Stated task.
Locate the word "JSON" in the data below, then copy every line that holds it.

____ Excerpted data

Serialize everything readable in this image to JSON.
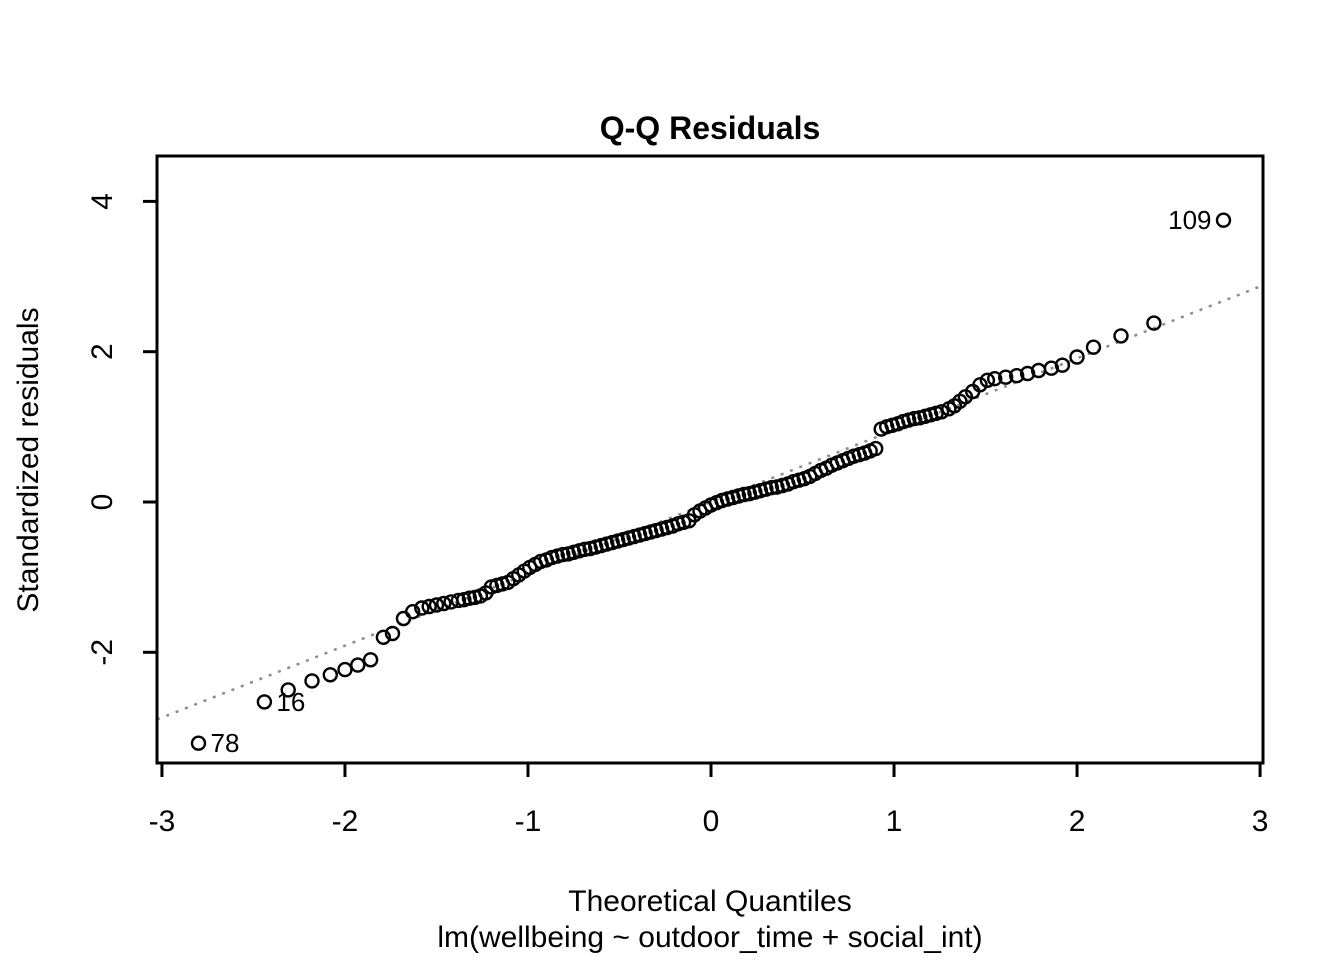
{
  "title": "Q-Q Residuals",
  "x_axis_title": "Theoretical Quantiles",
  "y_axis_title": "Standardized residuals",
  "model_subtitle": "lm(wellbeing ~ outdoor_time + social_int)",
  "colors": {
    "foreground": "#000000",
    "background": "#ffffff",
    "reference_line": "#8c8c8c"
  },
  "chart_data": {
    "type": "scatter",
    "title": "Q-Q Residuals",
    "xlabel": "Theoretical Quantiles",
    "ylabel": "Standardized residuals",
    "subtitle": "lm(wellbeing ~ outdoor_time + social_int)",
    "grid": false,
    "legend": null,
    "xlim": [
      -3.027,
      3.016
    ],
    "ylim": [
      -3.473,
      4.604
    ],
    "x_ticks": [
      -3,
      -2,
      -1,
      0,
      1,
      2,
      3
    ],
    "y_ticks": [
      -2,
      0,
      2,
      4
    ],
    "marker": {
      "shape": "open-circle",
      "color": "#000000",
      "radius_px": 6.5,
      "stroke_px": 2.4
    },
    "reference_line": {
      "slope": 0.956,
      "intercept": 0,
      "style": "dotted",
      "color": "#8c8c8c"
    },
    "labeled_points": [
      {
        "label": "78",
        "x": -2.8,
        "y": -3.21,
        "side": "right"
      },
      {
        "label": "16",
        "x": -2.44,
        "y": -2.66,
        "side": "right"
      },
      {
        "label": "109",
        "x": 2.8,
        "y": 3.75,
        "side": "left"
      }
    ],
    "points": [
      [
        -2.8,
        -3.21
      ],
      [
        -2.44,
        -2.66
      ],
      [
        -2.31,
        -2.5
      ],
      [
        -2.18,
        -2.38
      ],
      [
        -2.08,
        -2.3
      ],
      [
        -2.0,
        -2.23
      ],
      [
        -1.93,
        -2.17
      ],
      [
        -1.86,
        -2.1
      ],
      [
        -1.79,
        -1.8
      ],
      [
        -1.74,
        -1.75
      ],
      [
        -1.68,
        -1.55
      ],
      [
        -1.63,
        -1.46
      ],
      [
        -1.58,
        -1.41
      ],
      [
        -1.54,
        -1.39
      ],
      [
        -1.5,
        -1.37
      ],
      [
        -1.46,
        -1.35
      ],
      [
        -1.42,
        -1.33
      ],
      [
        -1.38,
        -1.31
      ],
      [
        -1.35,
        -1.3
      ],
      [
        -1.32,
        -1.28
      ],
      [
        -1.29,
        -1.27
      ],
      [
        -1.26,
        -1.25
      ],
      [
        -1.23,
        -1.21
      ],
      [
        -1.2,
        -1.13
      ],
      [
        -1.17,
        -1.11
      ],
      [
        -1.14,
        -1.09
      ],
      [
        -1.11,
        -1.07
      ],
      [
        -1.08,
        -1.02
      ],
      [
        -1.05,
        -0.97
      ],
      [
        -1.02,
        -0.92
      ],
      [
        -0.99,
        -0.87
      ],
      [
        -0.96,
        -0.83
      ],
      [
        -0.93,
        -0.79
      ],
      [
        -0.9,
        -0.77
      ],
      [
        -0.87,
        -0.74
      ],
      [
        -0.84,
        -0.72
      ],
      [
        -0.81,
        -0.7
      ],
      [
        -0.78,
        -0.69
      ],
      [
        -0.75,
        -0.67
      ],
      [
        -0.72,
        -0.65
      ],
      [
        -0.69,
        -0.63
      ],
      [
        -0.66,
        -0.62
      ],
      [
        -0.63,
        -0.6
      ],
      [
        -0.6,
        -0.58
      ],
      [
        -0.57,
        -0.56
      ],
      [
        -0.54,
        -0.54
      ],
      [
        -0.51,
        -0.52
      ],
      [
        -0.48,
        -0.5
      ],
      [
        -0.45,
        -0.48
      ],
      [
        -0.42,
        -0.46
      ],
      [
        -0.39,
        -0.44
      ],
      [
        -0.36,
        -0.42
      ],
      [
        -0.33,
        -0.4
      ],
      [
        -0.3,
        -0.38
      ],
      [
        -0.27,
        -0.36
      ],
      [
        -0.24,
        -0.34
      ],
      [
        -0.21,
        -0.32
      ],
      [
        -0.18,
        -0.29
      ],
      [
        -0.15,
        -0.27
      ],
      [
        -0.12,
        -0.25
      ],
      [
        -0.09,
        -0.17
      ],
      [
        -0.06,
        -0.12
      ],
      [
        -0.03,
        -0.08
      ],
      [
        0.0,
        -0.04
      ],
      [
        0.03,
        -0.01
      ],
      [
        0.06,
        0.02
      ],
      [
        0.09,
        0.04
      ],
      [
        0.12,
        0.06
      ],
      [
        0.15,
        0.08
      ],
      [
        0.18,
        0.1
      ],
      [
        0.21,
        0.11
      ],
      [
        0.24,
        0.13
      ],
      [
        0.27,
        0.15
      ],
      [
        0.3,
        0.17
      ],
      [
        0.33,
        0.19
      ],
      [
        0.36,
        0.2
      ],
      [
        0.39,
        0.22
      ],
      [
        0.42,
        0.24
      ],
      [
        0.45,
        0.27
      ],
      [
        0.48,
        0.29
      ],
      [
        0.51,
        0.31
      ],
      [
        0.54,
        0.34
      ],
      [
        0.57,
        0.38
      ],
      [
        0.6,
        0.42
      ],
      [
        0.63,
        0.45
      ],
      [
        0.66,
        0.49
      ],
      [
        0.69,
        0.52
      ],
      [
        0.72,
        0.55
      ],
      [
        0.75,
        0.58
      ],
      [
        0.78,
        0.61
      ],
      [
        0.81,
        0.63
      ],
      [
        0.84,
        0.65
      ],
      [
        0.87,
        0.68
      ],
      [
        0.9,
        0.71
      ],
      [
        0.93,
        0.97
      ],
      [
        0.96,
        1.0
      ],
      [
        0.99,
        1.02
      ],
      [
        1.02,
        1.04
      ],
      [
        1.05,
        1.07
      ],
      [
        1.08,
        1.09
      ],
      [
        1.11,
        1.11
      ],
      [
        1.14,
        1.12
      ],
      [
        1.17,
        1.14
      ],
      [
        1.2,
        1.16
      ],
      [
        1.23,
        1.18
      ],
      [
        1.26,
        1.2
      ],
      [
        1.3,
        1.24
      ],
      [
        1.33,
        1.28
      ],
      [
        1.36,
        1.34
      ],
      [
        1.39,
        1.4
      ],
      [
        1.43,
        1.47
      ],
      [
        1.47,
        1.56
      ],
      [
        1.51,
        1.62
      ],
      [
        1.55,
        1.64
      ],
      [
        1.61,
        1.66
      ],
      [
        1.67,
        1.68
      ],
      [
        1.73,
        1.71
      ],
      [
        1.79,
        1.75
      ],
      [
        1.86,
        1.78
      ],
      [
        1.92,
        1.82
      ],
      [
        2.0,
        1.93
      ],
      [
        2.09,
        2.06
      ],
      [
        2.24,
        2.21
      ],
      [
        2.42,
        2.38
      ],
      [
        2.8,
        3.75
      ]
    ]
  }
}
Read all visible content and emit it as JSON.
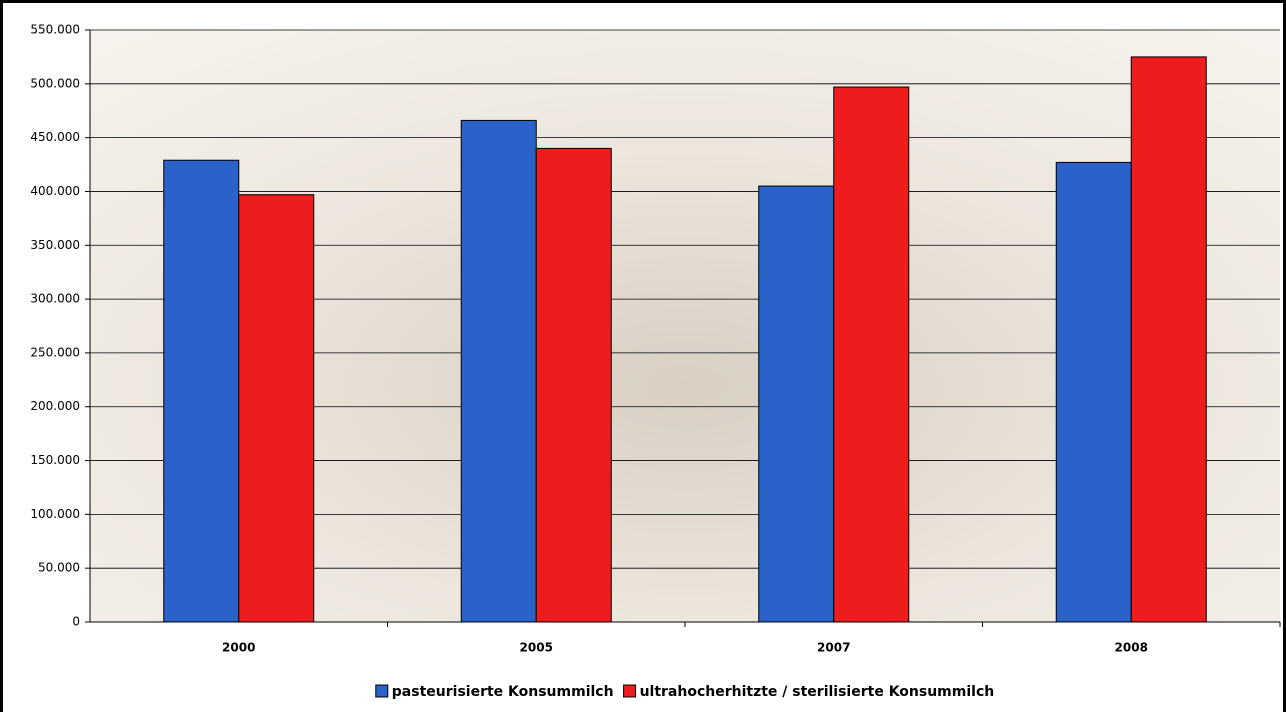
{
  "chart_data": {
    "type": "bar",
    "categories": [
      "2000",
      "2005",
      "2007",
      "2008"
    ],
    "series": [
      {
        "name": "pasteurisierte Konsummilch",
        "color": "#2a62c9",
        "values": [
          429000,
          466000,
          405000,
          427000
        ]
      },
      {
        "name": "ultrahocherhitzte / sterilisierte Konsummilch",
        "color": "#ee1c1c",
        "values": [
          397000,
          440000,
          497000,
          525000
        ]
      }
    ],
    "ylim": [
      0,
      550000
    ],
    "yticks": [
      0,
      {
        "value": 50000,
        "label": "50.000"
      },
      {
        "value": 100000,
        "label": "100.000"
      },
      {
        "value": 150000,
        "label": "150.000"
      },
      {
        "value": 200000,
        "label": "200.000"
      },
      {
        "value": 250000,
        "label": "250.000"
      },
      {
        "value": 300000,
        "label": "300.000"
      },
      {
        "value": 350000,
        "label": "350.000"
      },
      {
        "value": 400000,
        "label": "400.000"
      },
      {
        "value": 450000,
        "label": "450.000"
      },
      {
        "value": 500000,
        "label": "500.000"
      },
      {
        "value": 550000,
        "label": "550.000"
      }
    ],
    "grid": true,
    "legend": "bottom"
  }
}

________

Right answer.
Serialize everything readable in this image to JSON.
Read all visible content and emit it as JSON.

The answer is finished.